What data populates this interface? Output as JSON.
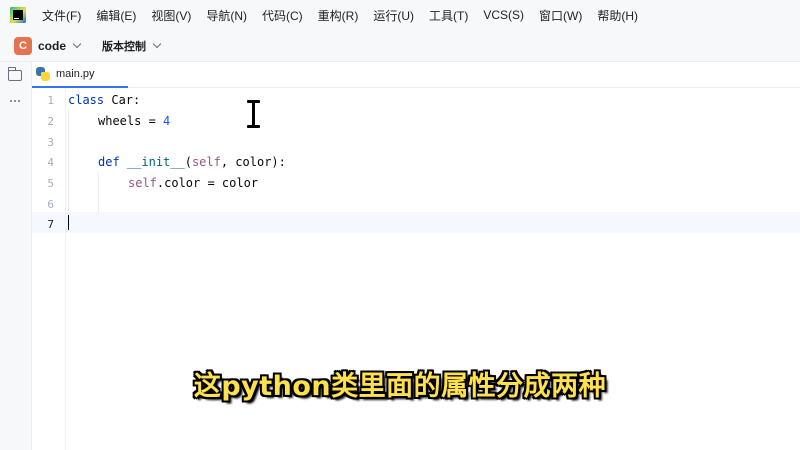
{
  "menu": [
    "文件(F)",
    "编辑(E)",
    "视图(V)",
    "导航(N)",
    "代码(C)",
    "重构(R)",
    "运行(U)",
    "工具(T)",
    "VCS(S)",
    "窗口(W)",
    "帮助(H)"
  ],
  "project": {
    "badge": "C",
    "name": "code",
    "vcs_label": "版本控制",
    "badge_color": "#e5734f"
  },
  "tab": {
    "label": "main.py",
    "active_underline": "#3574f0"
  },
  "editor": {
    "line_numbers": [
      "1",
      "2",
      "3",
      "4",
      "5",
      "6",
      "7"
    ],
    "current_line": 7,
    "code": {
      "l1_kw": "class",
      "l1_rest": " Car:",
      "l2": "wheels = ",
      "l2_num": "4",
      "l4_kw": "def",
      "l4_fn": "__init__",
      "l4_open": "(",
      "l4_self": "self",
      "l4_rest": ", color):",
      "l5_self": "self",
      "l5_rest": ".color = color"
    }
  },
  "subtitle": "这python类里面的属性分成两种",
  "colors": {
    "keyword": "#0033b3",
    "function": "#00627a",
    "number": "#1750eb",
    "self": "#94558d",
    "subtitle": "#ffe14d"
  }
}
★ ★ ★ ★
▸ **Exercise**:
Excluding the pictures, reproduce every entry exactly as given.

▸ **Solution to this exercise**:
What data populates this interface? Output as JSON.
{
  "menu": [
    "文件(F)",
    "编辑(E)",
    "视图(V)",
    "导航(N)",
    "代码(C)",
    "重构(R)",
    "运行(U)",
    "工具(T)",
    "VCS(S)",
    "窗口(W)",
    "帮助(H)"
  ],
  "project": {
    "badge": "C",
    "name": "code",
    "vcs_label": "版本控制",
    "badge_color": "#e5734f"
  },
  "tab": {
    "label": "main.py",
    "active_underline": "#3574f0"
  },
  "editor": {
    "line_numbers": [
      "1",
      "2",
      "3",
      "4",
      "5",
      "6",
      "7"
    ],
    "current_line": 7,
    "code": {
      "l1_kw": "class",
      "l1_rest": " Car:",
      "l2": "wheels = ",
      "l2_num": "4",
      "l4_kw": "def",
      "l4_fn": "__init__",
      "l4_open": "(",
      "l4_self": "self",
      "l4_rest": ", color):",
      "l5_self": "self",
      "l5_rest": ".color = color"
    }
  },
  "subtitle": "这python类里面的属性分成两种",
  "colors": {
    "keyword": "#0033b3",
    "function": "#00627a",
    "number": "#1750eb",
    "self": "#94558d",
    "subtitle": "#ffe14d"
  }
}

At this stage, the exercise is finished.